## Selection
^^^^^^^^
Boss should always talk last in meetings
Boss should always talk last in meetings


If you ever find yourself taking a meeting with Jeff Bezos, don’t expect the billionaire Amazon founder to speak first.

Before Bezos stepped down as Amazon’s CEO in 2021, he made a practice of letting his employees speak first. Now, his girlfriend Lauren Sanchez — the founder of Santa Monica, California-based aerial filming company Black Ops Aviation — says it’s one of the most important business lessons she’s picked up from him since the pair started dating a few years ago.

“Living with Jeff is like having a master class every day. What he’s really taught me a lot about is management,” Sanchez, a former television news anchor who made guest appearances on ABC’s “The View,” recently told The Wall Street Journal.

There’s a reason Bezos thinks managers should always speak last in business meetings, for example.

“I hold a lot of meetings, and I would talk first in a meeting, and [Bezos] goes, ‘No, no, no. You’re the boss. You talk last. You let everyone else talk, so that they don’t get swayed by your opinion,'” Sanchez said.

In a 2018 speech, Bezos said reshaping his company’s approach to meetings was “probably the smartest thing we ever did” at Amazon.
^^^^^^^^
## Bounding box listing
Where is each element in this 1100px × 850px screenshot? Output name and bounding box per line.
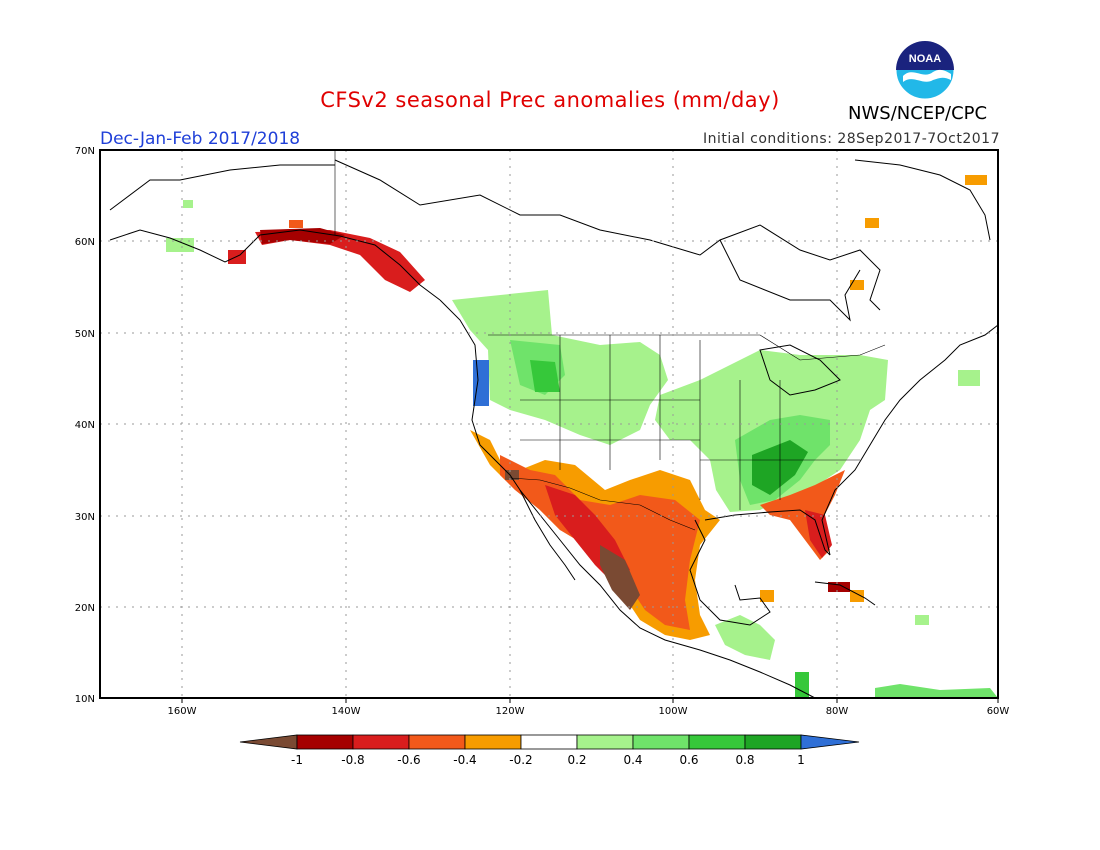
coastline-atlantic [821,324,999,556]
latitude-label: 50N [75,329,95,340]
colorbar-tick-label: -0.6 [397,753,420,767]
coastline-gulf-north [704,509,831,556]
longitude-label: 100W [659,706,688,717]
dry-anomaly-quebec [850,280,864,290]
colorbar-tick-label: 0.4 [623,753,642,767]
colorbar-low-arrow [239,734,298,750]
colorbar-bin [632,734,690,750]
wet-anomaly-lesser-antilles [915,615,929,625]
colorbar: -1 -0.8 -0.6 -0.4 -0.2 0.2 0.4 0.6 0.8 1 [239,734,860,767]
colorbar-bin [296,734,354,750]
latitude-labels: 70N 60N 50N 40N 30N 20N 10N [75,146,95,705]
latitude-label: 30N [75,512,95,523]
noaa-logo-icon: NOAA [895,40,955,100]
dry-anomaly-baffin [965,175,987,185]
wet-anomaly-central-america [715,615,775,660]
chart-title: CFSv2 seasonal Prec anomalies (mm/day) [320,88,780,112]
state-lines [520,335,860,510]
colorbar-tick-label: -0.4 [453,753,476,767]
longitude-label: 140W [332,706,361,717]
latitude-label: 20N [75,603,95,614]
longitude-label: 160W [168,706,197,717]
coastline-hudson-bay [719,239,861,322]
border-us-canada [488,334,886,361]
colorbar-tick-label: -1 [291,753,303,767]
dry-anomaly-alaska-spot [289,220,303,228]
dry-anomaly-cuba [828,582,850,592]
anomaly-shading [166,175,998,698]
dry-anomaly-florida [805,510,832,558]
coastline-cuba [814,581,876,606]
colorbar-bin [520,734,578,750]
coastline-baja [519,489,576,581]
coastline-gulf [689,519,771,626]
border-us-mexico [509,477,696,531]
wet-anomaly-panama [795,672,809,698]
colorbar-bin [352,734,410,750]
coastline-great-lakes [759,344,841,396]
colorbar-tick-label: 1 [797,753,805,767]
wet-anomaly-south-america [875,684,998,698]
colorbar-tick-label: -0.8 [341,753,364,767]
coastline-alaska [109,164,441,301]
colorbar-tick-label: 0.8 [735,753,754,767]
colorbar-bin [744,734,802,750]
longitude-label: 60W [987,706,1010,717]
extreme-dry-baja [505,470,519,480]
coastlines [109,159,999,699]
svg-text:NOAA: NOAA [909,53,941,65]
dry-anomaly-cuba-east [850,590,864,602]
latitude-label: 70N [75,146,95,157]
coastline-pacific [439,299,816,699]
wet-anomaly-new-england [958,370,980,386]
dry-anomaly-alaska-coast [255,230,425,292]
longitude-label: 80W [826,706,849,717]
wet-anomaly-alaska-west [166,238,194,252]
forecast-period: Dec-Jan-Feb 2017/2018 [100,129,301,149]
colorbar-bin [688,734,746,750]
colorbar-tick-label: 0.2 [567,753,586,767]
map-frame [99,149,999,699]
coastline-greenland [854,159,991,241]
colorbar-tick-label: 0.6 [679,753,698,767]
dry-anomaly-labrador [865,218,879,228]
colorbar-tick-label: -0.2 [509,753,532,767]
colorbar-bin [464,734,522,750]
colorbar-bin [576,734,634,750]
political-borders [334,150,886,531]
wet-anomaly-idaho [530,360,560,392]
colorbar-bin [408,734,466,750]
lat-lon-grid [100,150,998,698]
latitude-label: 10N [75,694,95,705]
extreme-dry-sinaloa [600,545,640,610]
longitude-labels: 160W 140W 120W 100W 80W 60W [168,698,1010,717]
longitude-label: 120W [496,706,525,717]
coastline-arctic-canada [334,159,881,311]
latitude-label: 60N [75,237,95,248]
latitude-label: 40N [75,420,95,431]
wet-anomaly-alaska-nw [183,200,193,208]
colorbar-high-arrow [800,734,860,750]
initial-conditions: Initial conditions: 28Sep2017-7Oct2017 [702,131,1000,147]
agency-label: NWS/NCEP/CPC [848,103,988,124]
dry-anomaly-yucatan [760,590,774,602]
^^^^^^^^
## Task instructions
(a) Reproduce word for word the stretch of the Bezos article from "Before Bezos stepped" through "meetings, for example.".
(b) Quote the lines of the listing from the line containing "coastline-atlantic [821,324,999,556]" through the line containing "dry-anomaly-quebec [850,280,864,290]".
The Bezos article and the listing are unrelated to each other.

## Correct answers
(a)
Before Bezos stepped down as Amazon’s CEO in 2021, he made a practice of letting his employees speak first. Now, his girlfriend Lauren Sanchez — the founder of Santa Monica, California-based aerial filming company Black Ops Aviation — says it’s one of the most important business lessons she’s picked up from him since the pair started dating a few years ago.

“Living with Jeff is like having a master class every day. What he’s really taught me a lot about is management,” Sanchez, a former television news anchor who made guest appearances on ABC’s “The View,” recently told The Wall Street Journal.

There’s a reason Bezos thinks managers should always speak last in business meetings, for example.

(b)
coastline-atlantic [821,324,999,556]
latitude-label: 50N [75,329,95,340]
colorbar-tick-label: -0.6 [397,753,420,767]
coastline-gulf-north [704,509,831,556]
longitude-label: 100W [659,706,688,717]
dry-anomaly-quebec [850,280,864,290]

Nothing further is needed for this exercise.